Exercise objective:
Write out the entries verbatim and leave the images out of the copy.

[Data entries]
>> START
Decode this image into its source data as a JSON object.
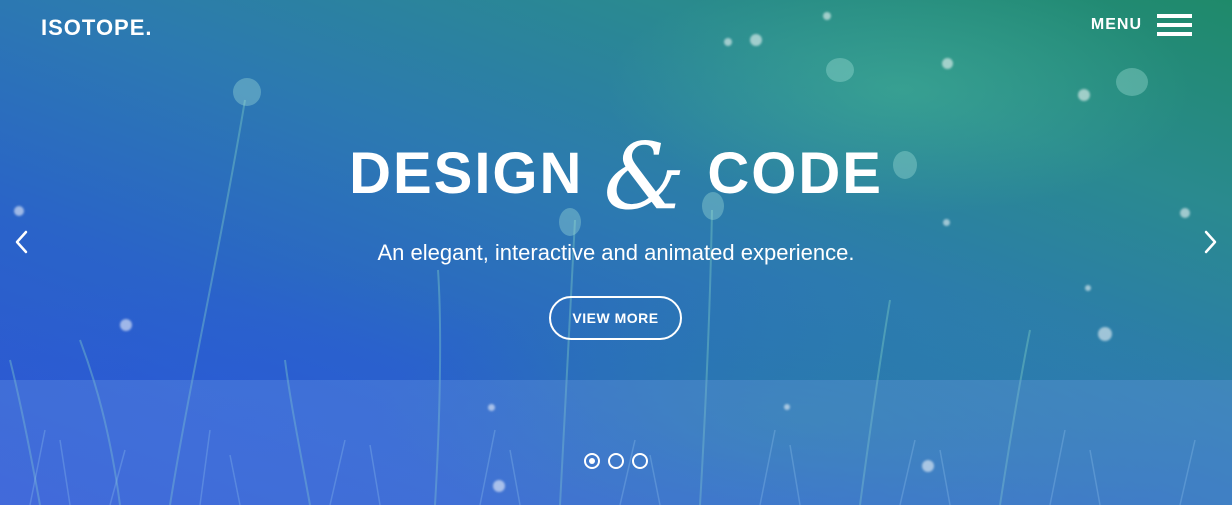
{
  "brand": {
    "logo_text": "ISOTOPE."
  },
  "header": {
    "menu_label": "MENU"
  },
  "hero": {
    "headline_left": "DESIGN",
    "headline_amp": "&",
    "headline_right": "CODE",
    "tagline": "An elegant, interactive and animated experience.",
    "cta_label": "VIEW MORE"
  },
  "slider": {
    "total_slides": 3,
    "active_slide": 1
  },
  "icons": {
    "hamburger": "hamburger-menu-icon",
    "prev": "chevron-left-icon",
    "next": "chevron-right-icon"
  },
  "colors": {
    "gradient_top_right": "#1f8a6a",
    "gradient_bottom_left": "#2e54d6",
    "text": "#ffffff"
  }
}
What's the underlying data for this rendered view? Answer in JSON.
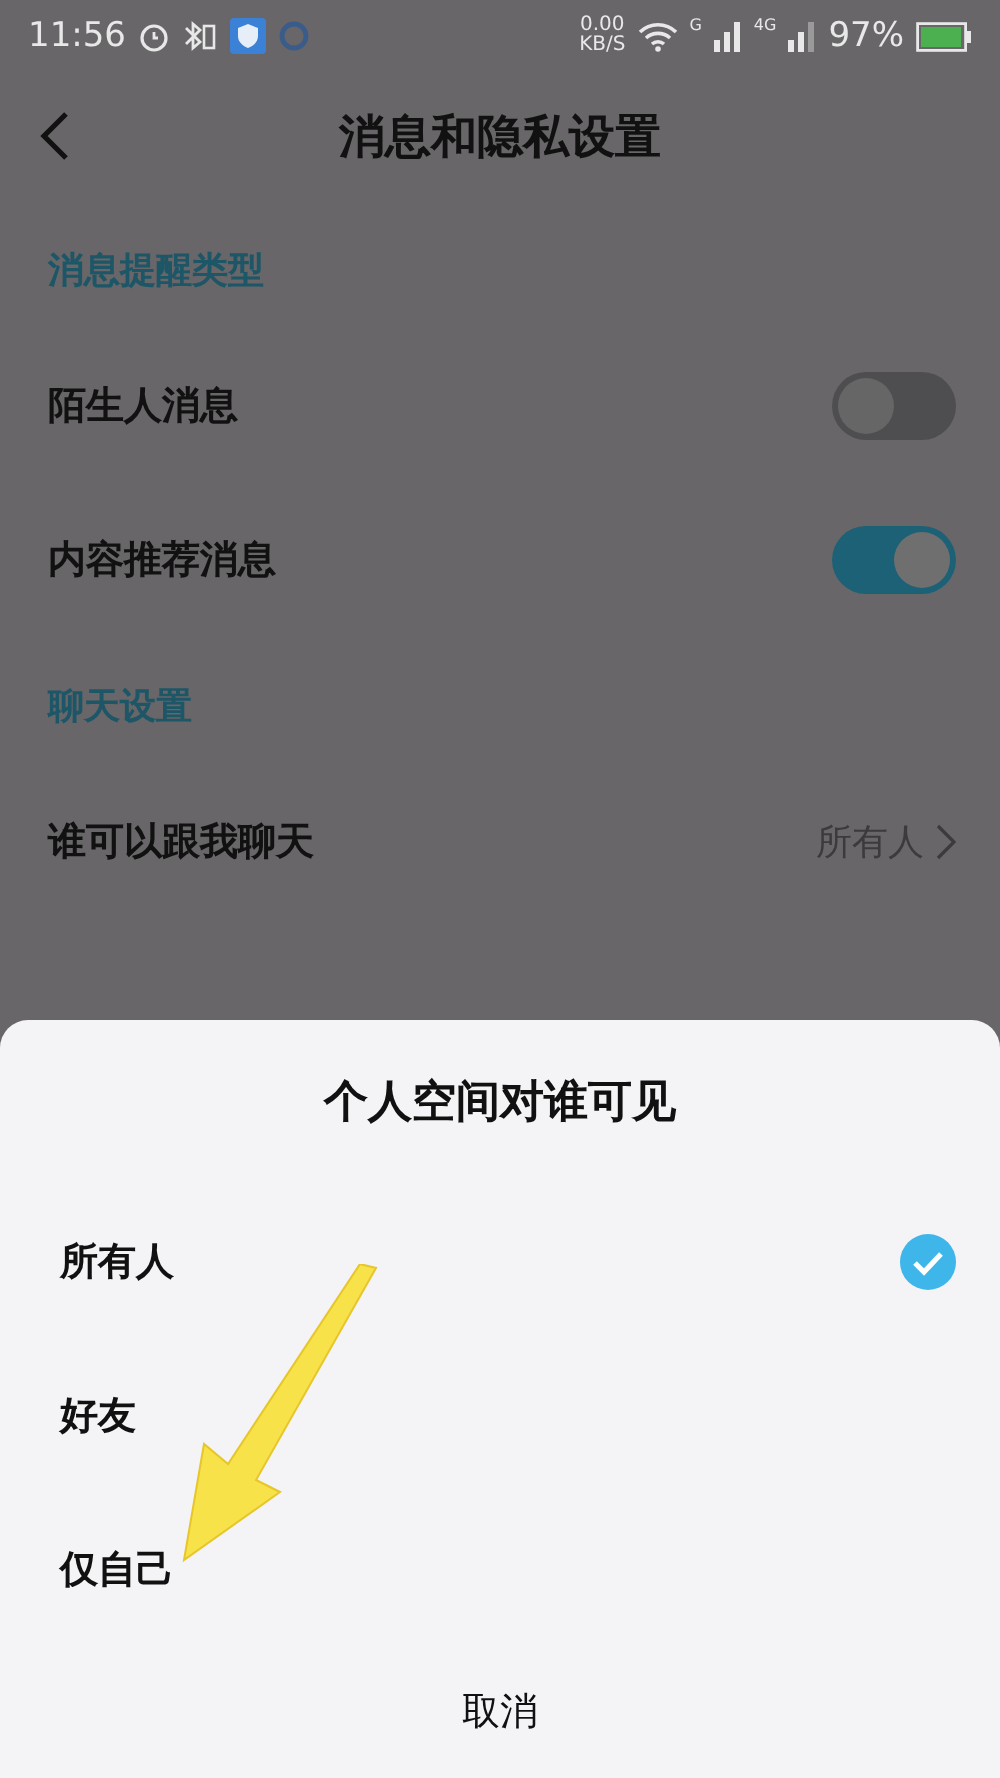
{
  "status_bar": {
    "time": "11:56",
    "speed": "0.00",
    "speed_unit": "KB/S",
    "sim_1": "G",
    "sim_2": "4G",
    "battery": "97%"
  },
  "header": {
    "title": "消息和隐私设置"
  },
  "sections": [
    {
      "title": "消息提醒类型",
      "items": [
        {
          "kind": "toggle",
          "label": "陌生人消息",
          "on": false
        },
        {
          "kind": "toggle",
          "label": "内容推荐消息",
          "on": true
        }
      ]
    },
    {
      "title": "聊天设置",
      "items": [
        {
          "kind": "link",
          "label": "谁可以跟我聊天",
          "value": "所有人"
        }
      ]
    }
  ],
  "sheet": {
    "title": "个人空间对谁可见",
    "options": [
      {
        "label": "所有人",
        "selected": true
      },
      {
        "label": "好友",
        "selected": false
      },
      {
        "label": "仅自己",
        "selected": false
      }
    ],
    "cancel": "取消"
  }
}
>> END
Result of this task:
Decode this image into its source data as a JSON object.
{
  "brand": {
    "logo_text": "ISOTOPE."
  },
  "header": {
    "menu_label": "MENU"
  },
  "hero": {
    "headline_left": "DESIGN",
    "headline_amp": "&",
    "headline_right": "CODE",
    "tagline": "An elegant, interactive and animated experience.",
    "cta_label": "VIEW MORE"
  },
  "slider": {
    "total_slides": 3,
    "active_slide": 1
  },
  "icons": {
    "hamburger": "hamburger-menu-icon",
    "prev": "chevron-left-icon",
    "next": "chevron-right-icon"
  },
  "colors": {
    "gradient_top_right": "#1f8a6a",
    "gradient_bottom_left": "#2e54d6",
    "text": "#ffffff"
  }
}
What's the underlying data for this rendered view? Answer in JSON.
{
  "status_bar": {
    "time": "11:56",
    "speed": "0.00",
    "speed_unit": "KB/S",
    "sim_1": "G",
    "sim_2": "4G",
    "battery": "97%"
  },
  "header": {
    "title": "消息和隐私设置"
  },
  "sections": [
    {
      "title": "消息提醒类型",
      "items": [
        {
          "kind": "toggle",
          "label": "陌生人消息",
          "on": false
        },
        {
          "kind": "toggle",
          "label": "内容推荐消息",
          "on": true
        }
      ]
    },
    {
      "title": "聊天设置",
      "items": [
        {
          "kind": "link",
          "label": "谁可以跟我聊天",
          "value": "所有人"
        }
      ]
    }
  ],
  "sheet": {
    "title": "个人空间对谁可见",
    "options": [
      {
        "label": "所有人",
        "selected": true
      },
      {
        "label": "好友",
        "selected": false
      },
      {
        "label": "仅自己",
        "selected": false
      }
    ],
    "cancel": "取消"
  }
}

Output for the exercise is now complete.